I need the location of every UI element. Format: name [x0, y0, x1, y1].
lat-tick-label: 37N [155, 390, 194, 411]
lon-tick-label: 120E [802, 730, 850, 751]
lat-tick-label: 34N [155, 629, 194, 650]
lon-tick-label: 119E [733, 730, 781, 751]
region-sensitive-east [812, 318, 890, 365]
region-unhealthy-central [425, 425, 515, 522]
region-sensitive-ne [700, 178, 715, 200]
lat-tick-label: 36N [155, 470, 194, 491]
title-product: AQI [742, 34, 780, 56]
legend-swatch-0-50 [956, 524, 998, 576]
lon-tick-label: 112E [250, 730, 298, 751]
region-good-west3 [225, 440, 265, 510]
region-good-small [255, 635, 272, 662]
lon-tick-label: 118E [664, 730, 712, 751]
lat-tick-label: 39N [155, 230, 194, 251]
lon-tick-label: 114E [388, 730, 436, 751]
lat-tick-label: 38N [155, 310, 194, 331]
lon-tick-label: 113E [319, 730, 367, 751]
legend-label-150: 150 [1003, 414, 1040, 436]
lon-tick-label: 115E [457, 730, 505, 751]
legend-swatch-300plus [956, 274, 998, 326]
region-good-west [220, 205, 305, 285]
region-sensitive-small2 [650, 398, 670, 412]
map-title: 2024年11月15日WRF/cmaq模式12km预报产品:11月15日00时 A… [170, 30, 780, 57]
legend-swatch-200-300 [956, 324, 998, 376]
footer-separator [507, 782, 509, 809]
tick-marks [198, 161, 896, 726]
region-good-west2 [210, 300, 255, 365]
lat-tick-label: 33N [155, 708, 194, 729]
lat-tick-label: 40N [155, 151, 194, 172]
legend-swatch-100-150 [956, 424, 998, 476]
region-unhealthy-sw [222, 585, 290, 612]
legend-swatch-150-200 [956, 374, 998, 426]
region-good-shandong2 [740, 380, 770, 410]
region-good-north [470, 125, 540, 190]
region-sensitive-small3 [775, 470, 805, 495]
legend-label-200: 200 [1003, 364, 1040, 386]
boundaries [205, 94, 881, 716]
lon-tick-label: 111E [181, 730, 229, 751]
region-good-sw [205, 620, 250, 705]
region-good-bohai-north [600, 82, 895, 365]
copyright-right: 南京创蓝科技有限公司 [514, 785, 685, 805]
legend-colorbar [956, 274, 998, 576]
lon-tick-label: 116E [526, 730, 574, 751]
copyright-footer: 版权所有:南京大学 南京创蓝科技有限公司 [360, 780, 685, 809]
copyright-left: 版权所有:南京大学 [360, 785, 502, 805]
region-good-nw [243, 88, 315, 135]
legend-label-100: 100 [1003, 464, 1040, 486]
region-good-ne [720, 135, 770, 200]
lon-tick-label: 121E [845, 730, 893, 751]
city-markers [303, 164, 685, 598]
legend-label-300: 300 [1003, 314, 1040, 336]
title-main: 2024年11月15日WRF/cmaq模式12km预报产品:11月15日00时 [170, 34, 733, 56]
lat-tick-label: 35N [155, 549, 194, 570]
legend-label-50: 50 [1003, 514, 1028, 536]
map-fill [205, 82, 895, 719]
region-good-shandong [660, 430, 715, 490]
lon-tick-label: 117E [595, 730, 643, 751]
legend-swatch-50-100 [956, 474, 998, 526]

_Exercise_. Repeat every line of the records above verbatim, from the first line to the last, without altering anything.

_Solution for this task_.
I need the location of every UI element. Format: name [x0, y0, x1, y1].
lat-tick-label: 37N [155, 390, 194, 411]
lon-tick-label: 120E [802, 730, 850, 751]
lat-tick-label: 34N [155, 629, 194, 650]
lon-tick-label: 119E [733, 730, 781, 751]
region-sensitive-east [812, 318, 890, 365]
region-unhealthy-central [425, 425, 515, 522]
region-sensitive-ne [700, 178, 715, 200]
lat-tick-label: 36N [155, 470, 194, 491]
title-product: AQI [742, 34, 780, 56]
legend-swatch-0-50 [956, 524, 998, 576]
lon-tick-label: 112E [250, 730, 298, 751]
region-good-west3 [225, 440, 265, 510]
region-good-small [255, 635, 272, 662]
lon-tick-label: 118E [664, 730, 712, 751]
lat-tick-label: 39N [155, 230, 194, 251]
lon-tick-label: 114E [388, 730, 436, 751]
lat-tick-label: 38N [155, 310, 194, 331]
lon-tick-label: 113E [319, 730, 367, 751]
legend-label-150: 150 [1003, 414, 1040, 436]
lon-tick-label: 115E [457, 730, 505, 751]
legend-swatch-300plus [956, 274, 998, 326]
region-good-west [220, 205, 305, 285]
region-sensitive-small2 [650, 398, 670, 412]
map-title: 2024年11月15日WRF/cmaq模式12km预报产品:11月15日00时 A… [170, 30, 780, 57]
legend-swatch-200-300 [956, 324, 998, 376]
footer-separator [507, 782, 509, 809]
tick-marks [198, 161, 896, 726]
region-good-west2 [210, 300, 255, 365]
lat-tick-label: 33N [155, 708, 194, 729]
lat-tick-label: 40N [155, 151, 194, 172]
legend-swatch-100-150 [956, 424, 998, 476]
region-unhealthy-sw [222, 585, 290, 612]
legend-swatch-150-200 [956, 374, 998, 426]
region-good-shandong2 [740, 380, 770, 410]
region-good-north [470, 125, 540, 190]
region-sensitive-small3 [775, 470, 805, 495]
legend-label-200: 200 [1003, 364, 1040, 386]
boundaries [205, 94, 881, 716]
lon-tick-label: 111E [181, 730, 229, 751]
region-good-sw [205, 620, 250, 705]
region-good-bohai-north [600, 82, 895, 365]
copyright-right: 南京创蓝科技有限公司 [514, 785, 685, 805]
legend-colorbar [956, 274, 998, 576]
lon-tick-label: 116E [526, 730, 574, 751]
copyright-footer: 版权所有:南京大学 南京创蓝科技有限公司 [360, 780, 685, 809]
copyright-left: 版权所有:南京大学 [360, 785, 502, 805]
region-good-nw [243, 88, 315, 135]
legend-label-100: 100 [1003, 464, 1040, 486]
region-good-ne [720, 135, 770, 200]
lon-tick-label: 121E [845, 730, 893, 751]
city-markers [303, 164, 685, 598]
legend-label-300: 300 [1003, 314, 1040, 336]
title-main: 2024年11月15日WRF/cmaq模式12km预报产品:11月15日00时 [170, 34, 733, 56]
lat-tick-label: 35N [155, 549, 194, 570]
legend-label-50: 50 [1003, 514, 1028, 536]
map-fill [205, 82, 895, 719]
region-good-shandong [660, 430, 715, 490]
lon-tick-label: 117E [595, 730, 643, 751]
legend-swatch-50-100 [956, 474, 998, 526]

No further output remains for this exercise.